▶ The request: Output every line exactly as written. Leave out pictures.

▶ Data records:

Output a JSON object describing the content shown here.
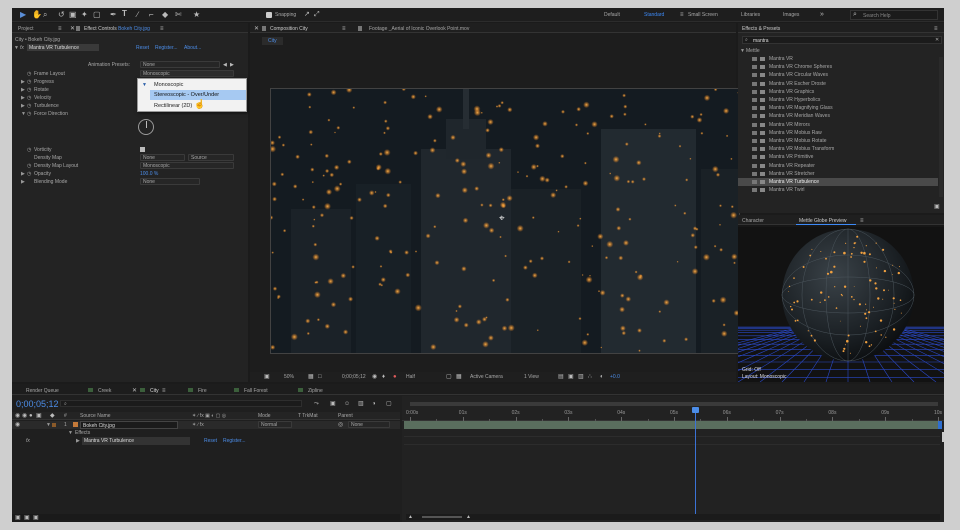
{
  "toolbar": {
    "snapping_label": "Snapping",
    "workspaces": [
      "Default",
      "Standard",
      "Small Screen",
      "Libraries",
      "Images"
    ],
    "active_workspace": "Standard",
    "search_placeholder": "Search Help"
  },
  "project_panel": {
    "tab_project": "Project",
    "tab_effect_controls": "Effect Controls",
    "effect_controls_target": "Bokeh City.jpg",
    "breadcrumb": "City • Bokeh City.jpg",
    "effect_name": "Mantra VR Turbulence",
    "reset_label": "Reset",
    "register_label": "Register...",
    "about_label": "About...",
    "animation_presets_label": "Animation Presets:",
    "animation_presets_value": "None",
    "properties": [
      {
        "label": "Frame Layout",
        "value": "Monoscopic"
      },
      {
        "label": "Progress",
        "value": ""
      },
      {
        "label": "Rotate",
        "value": ""
      },
      {
        "label": "Velocity",
        "value": ""
      },
      {
        "label": "Turbulence",
        "value": ""
      },
      {
        "label": "Force Direction",
        "value": ""
      },
      {
        "label": "Vorticity",
        "value": ""
      },
      {
        "label": "Density Map",
        "value": "None"
      },
      {
        "label": "Density Map Layout",
        "value": "Monoscopic"
      },
      {
        "label": "Opacity",
        "value": "100.0 %"
      },
      {
        "label": "Blending Mode",
        "value": "None"
      }
    ],
    "density_map_source": "Source",
    "frame_layout_options": [
      "Monoscopic",
      "Stereoscopic - Over/Under",
      "Rectilinear (2D)"
    ],
    "frame_layout_highlighted": "Stereoscopic - Over/Under"
  },
  "composition_panel": {
    "tab_composition": "Composition City",
    "tab_footage": "Footage _Aerial of Iconic Overlook Point.mov",
    "comp_tab": "City",
    "zoom": "50%",
    "timecode": "0;00;05;12",
    "resolution": "Half",
    "camera": "Active Camera",
    "views": "1 View",
    "exposure": "+0.0"
  },
  "effects_presets": {
    "title": "Effects & Presets",
    "search_value": "mantra",
    "category": "Mettle",
    "items": [
      "Mantra VR",
      "Mantra VR Chrome Spheres",
      "Mantra VR Circular Waves",
      "Mantra VR Escher Droste",
      "Mantra VR Graphics",
      "Mantra VR Hyperbolics",
      "Mantra VR Magnifying Glass",
      "Mantra VR Meridian Waves",
      "Mantra VR Mirrors",
      "Mantra VR Mobius Raw",
      "Mantra VR Mobius Rotate",
      "Mantra VR Mobius Transform",
      "Mantra VR Primitive",
      "Mantra VR Repeater",
      "Mantra VR Stretcher",
      "Mantra VR Turbulence",
      "Mantra VR Twirl"
    ],
    "selected_index": 15
  },
  "preview_panel": {
    "tab_character": "Character",
    "tab_globe": "Mettle Globe Preview",
    "grid_label": "Grid: Off",
    "layout_label": "Layout: Monoscopic"
  },
  "timeline": {
    "tabs": [
      "Render Queue",
      "Creek",
      "City",
      "Fire",
      "Fall Forest",
      "Zipline"
    ],
    "active_tab": "City",
    "timecode": "0;00;05;12",
    "search_placeholder": "",
    "columns": {
      "source_name": "Source Name",
      "mode": "Mode",
      "trkmat": "T TrkMat",
      "parent": "Parent"
    },
    "layer_number": "1",
    "layer_name": "Bokeh City.jpg",
    "layer_mode": "Normal",
    "layer_parent": "None",
    "effects_label": "Effects",
    "effect_name": "Mantra VR Turbulence",
    "effect_reset": "Reset",
    "effect_register": "Register...",
    "ruler": [
      "0:00s",
      "01s",
      "02s",
      "03s",
      "04s",
      "05s",
      "06s",
      "07s",
      "08s",
      "09s",
      "10s"
    ],
    "playhead_seconds": 5.4,
    "duration_seconds": 10
  },
  "colors": {
    "accent": "#4c8de8",
    "panel_bg": "#232323",
    "dropdown_highlight": "#a6c9f2",
    "layer_bar": "#5a6e5e"
  }
}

▶ Task response:
Output a JSON object describing the content shown here.
{
  "toolbar": {
    "snapping_label": "Snapping",
    "workspaces": [
      "Default",
      "Standard",
      "Small Screen",
      "Libraries",
      "Images"
    ],
    "active_workspace": "Standard",
    "search_placeholder": "Search Help"
  },
  "project_panel": {
    "tab_project": "Project",
    "tab_effect_controls": "Effect Controls",
    "effect_controls_target": "Bokeh City.jpg",
    "breadcrumb": "City • Bokeh City.jpg",
    "effect_name": "Mantra VR Turbulence",
    "reset_label": "Reset",
    "register_label": "Register...",
    "about_label": "About...",
    "animation_presets_label": "Animation Presets:",
    "animation_presets_value": "None",
    "properties": [
      {
        "label": "Frame Layout",
        "value": "Monoscopic"
      },
      {
        "label": "Progress",
        "value": ""
      },
      {
        "label": "Rotate",
        "value": ""
      },
      {
        "label": "Velocity",
        "value": ""
      },
      {
        "label": "Turbulence",
        "value": ""
      },
      {
        "label": "Force Direction",
        "value": ""
      },
      {
        "label": "Vorticity",
        "value": ""
      },
      {
        "label": "Density Map",
        "value": "None"
      },
      {
        "label": "Density Map Layout",
        "value": "Monoscopic"
      },
      {
        "label": "Opacity",
        "value": "100.0 %"
      },
      {
        "label": "Blending Mode",
        "value": "None"
      }
    ],
    "density_map_source": "Source",
    "frame_layout_options": [
      "Monoscopic",
      "Stereoscopic - Over/Under",
      "Rectilinear (2D)"
    ],
    "frame_layout_highlighted": "Stereoscopic - Over/Under"
  },
  "composition_panel": {
    "tab_composition": "Composition City",
    "tab_footage": "Footage _Aerial of Iconic Overlook Point.mov",
    "comp_tab": "City",
    "zoom": "50%",
    "timecode": "0;00;05;12",
    "resolution": "Half",
    "camera": "Active Camera",
    "views": "1 View",
    "exposure": "+0.0"
  },
  "effects_presets": {
    "title": "Effects & Presets",
    "search_value": "mantra",
    "category": "Mettle",
    "items": [
      "Mantra VR",
      "Mantra VR Chrome Spheres",
      "Mantra VR Circular Waves",
      "Mantra VR Escher Droste",
      "Mantra VR Graphics",
      "Mantra VR Hyperbolics",
      "Mantra VR Magnifying Glass",
      "Mantra VR Meridian Waves",
      "Mantra VR Mirrors",
      "Mantra VR Mobius Raw",
      "Mantra VR Mobius Rotate",
      "Mantra VR Mobius Transform",
      "Mantra VR Primitive",
      "Mantra VR Repeater",
      "Mantra VR Stretcher",
      "Mantra VR Turbulence",
      "Mantra VR Twirl"
    ],
    "selected_index": 15
  },
  "preview_panel": {
    "tab_character": "Character",
    "tab_globe": "Mettle Globe Preview",
    "grid_label": "Grid: Off",
    "layout_label": "Layout: Monoscopic"
  },
  "timeline": {
    "tabs": [
      "Render Queue",
      "Creek",
      "City",
      "Fire",
      "Fall Forest",
      "Zipline"
    ],
    "active_tab": "City",
    "timecode": "0;00;05;12",
    "search_placeholder": "",
    "columns": {
      "source_name": "Source Name",
      "mode": "Mode",
      "trkmat": "T TrkMat",
      "parent": "Parent"
    },
    "layer_number": "1",
    "layer_name": "Bokeh City.jpg",
    "layer_mode": "Normal",
    "layer_parent": "None",
    "effects_label": "Effects",
    "effect_name": "Mantra VR Turbulence",
    "effect_reset": "Reset",
    "effect_register": "Register...",
    "ruler": [
      "0:00s",
      "01s",
      "02s",
      "03s",
      "04s",
      "05s",
      "06s",
      "07s",
      "08s",
      "09s",
      "10s"
    ],
    "playhead_seconds": 5.4,
    "duration_seconds": 10
  },
  "colors": {
    "accent": "#4c8de8",
    "panel_bg": "#232323",
    "dropdown_highlight": "#a6c9f2",
    "layer_bar": "#5a6e5e"
  }
}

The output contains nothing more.